* [Exercise objective]: Leave out the pictures and return every entry exactly as it appears.

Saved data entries
****************************************

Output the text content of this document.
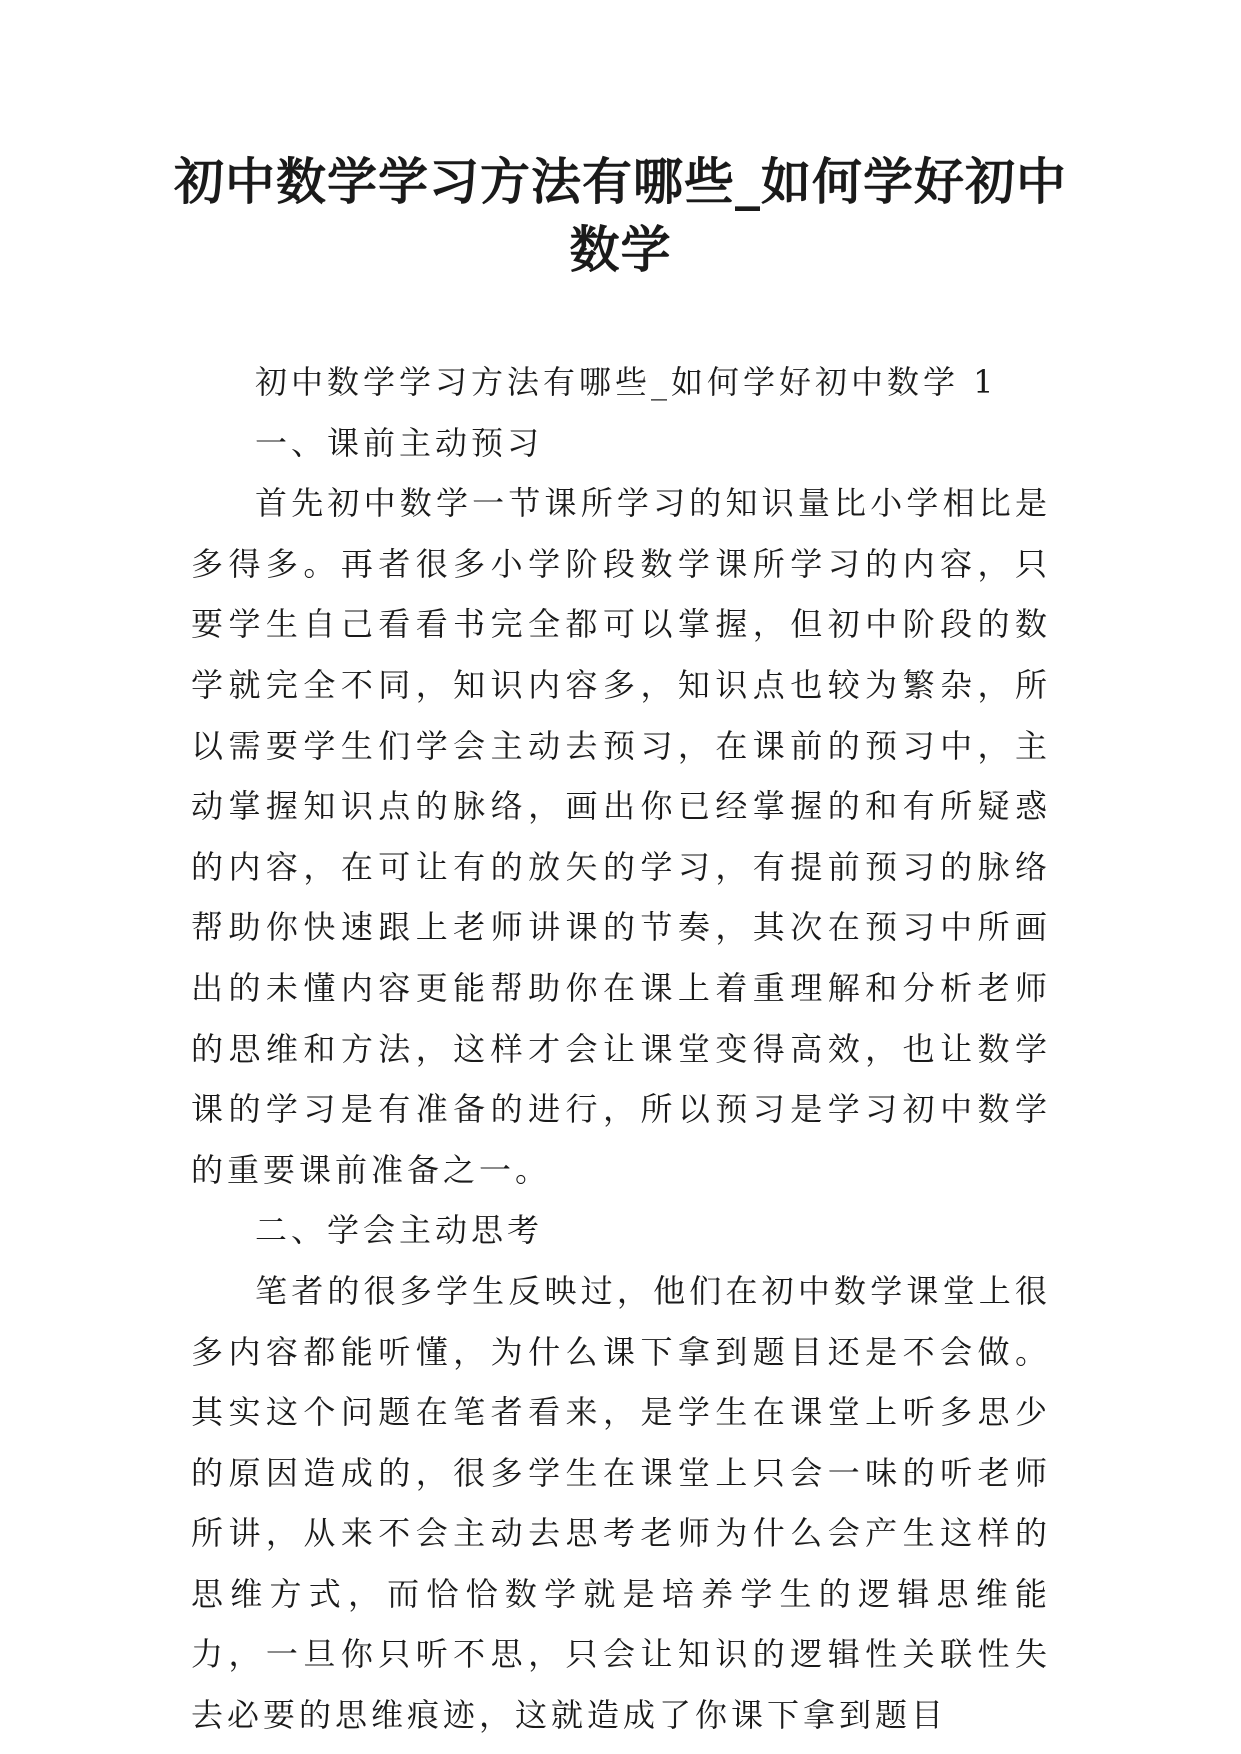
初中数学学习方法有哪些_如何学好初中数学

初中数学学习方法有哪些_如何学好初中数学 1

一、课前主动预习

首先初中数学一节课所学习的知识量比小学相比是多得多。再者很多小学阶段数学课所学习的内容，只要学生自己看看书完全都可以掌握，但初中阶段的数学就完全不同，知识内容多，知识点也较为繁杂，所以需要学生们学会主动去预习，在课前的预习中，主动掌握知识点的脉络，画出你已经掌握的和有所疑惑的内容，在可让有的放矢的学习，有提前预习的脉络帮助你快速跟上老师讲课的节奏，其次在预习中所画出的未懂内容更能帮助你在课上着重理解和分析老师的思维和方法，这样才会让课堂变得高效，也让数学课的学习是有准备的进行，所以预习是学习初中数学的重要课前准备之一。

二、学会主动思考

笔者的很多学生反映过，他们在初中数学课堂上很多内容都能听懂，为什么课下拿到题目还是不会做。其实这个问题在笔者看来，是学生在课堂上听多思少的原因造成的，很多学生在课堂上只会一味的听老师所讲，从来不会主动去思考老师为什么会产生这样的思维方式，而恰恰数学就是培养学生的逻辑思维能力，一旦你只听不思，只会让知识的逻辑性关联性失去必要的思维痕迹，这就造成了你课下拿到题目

****************************************

* [Result]:
Output the text content of this document.
初中数学学习方法有哪些_如何学好初中数学

初中数学学习方法有哪些_如何学好初中数学 1

一、课前主动预习

首先初中数学一节课所学习的知识量比小学相比是多得多。再者很多小学阶段数学课所学习的内容，只要学生自己看看书完全都可以掌握，但初中阶段的数学就完全不同，知识内容多，知识点也较为繁杂，所以需要学生们学会主动去预习，在课前的预习中，主动掌握知识点的脉络，画出你已经掌握的和有所疑惑的内容，在可让有的放矢的学习，有提前预习的脉络帮助你快速跟上老师讲课的节奏，其次在预习中所画出的未懂内容更能帮助你在课上着重理解和分析老师的思维和方法，这样才会让课堂变得高效，也让数学课的学习是有准备的进行，所以预习是学习初中数学的重要课前准备之一。

二、学会主动思考

笔者的很多学生反映过，他们在初中数学课堂上很多内容都能听懂，为什么课下拿到题目还是不会做。其实这个问题在笔者看来，是学生在课堂上听多思少的原因造成的，很多学生在课堂上只会一味的听老师所讲，从来不会主动去思考老师为什么会产生这样的思维方式，而恰恰数学就是培养学生的逻辑思维能力，一旦你只听不思，只会让知识的逻辑性关联性失去必要的思维痕迹，这就造成了你课下拿到题目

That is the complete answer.